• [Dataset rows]
▼

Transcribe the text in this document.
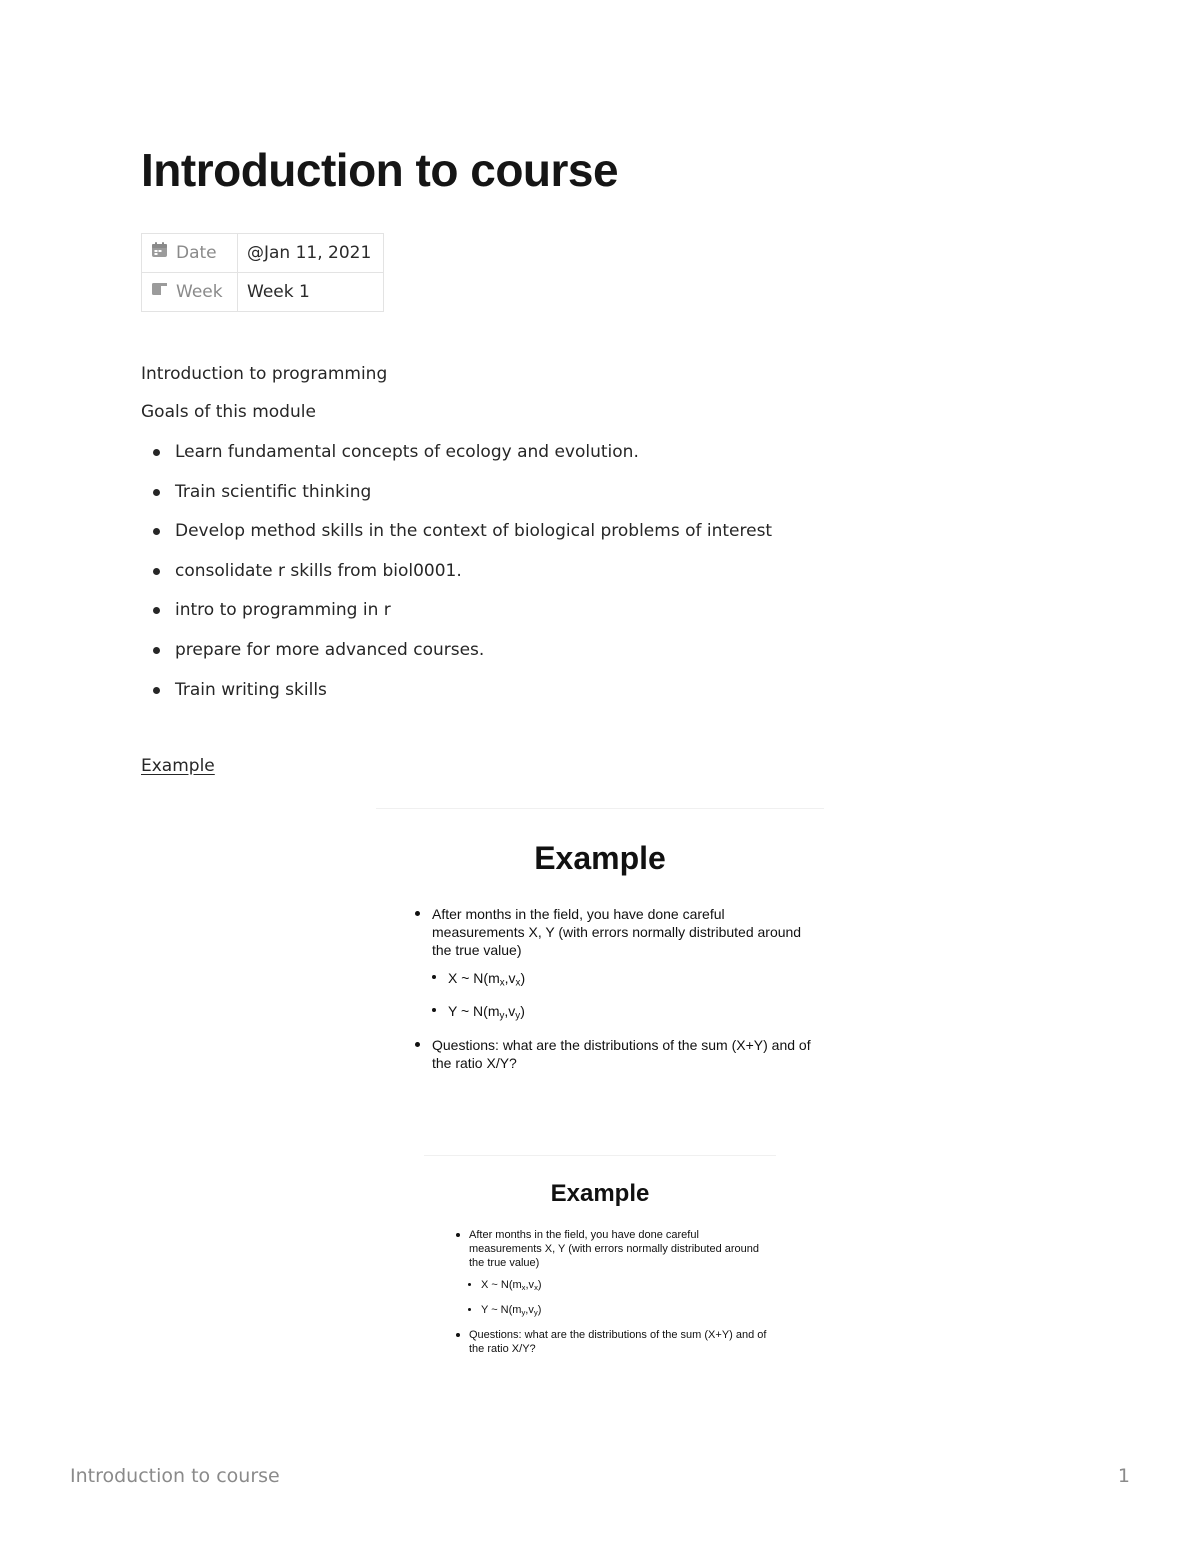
Introduction to course
Date	@Jan 11, 2021
Week	Week 1

Introduction to programming

Goals of this module

Learn fundamental concepts of ecology and evolution.
Train scientific thinking
Develop method skills in the context of biological problems of interest
consolidate r skills from biol0001.
intro to programming in r
prepare for more advanced courses.
Train writing skills
Example
Example
After months in the field, you have done careful measurements X, Y (with errors normally distributed around the true value)
X ~ $N(m_x,v_x)$
Y ~ $N(m_y,v_y)$
Questions: what are the distributions of the sum (X+Y) and of the ratio X/Y?
Example
After months in the field, you have done careful measurements X, Y (with errors normally distributed around the true value)
X ~ $N(m_x,v_x)$
Y ~ $N(m_y,v_y)$
Questions: what are the distributions of the sum (X+Y) and of the ratio X/Y?
Introduction to course	1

▲

• [Problem description]
Find the word "Introduction" and list each line it appears in.

• [Result of the task]
Introduction to course
Introduction to programming
Introduction to course	1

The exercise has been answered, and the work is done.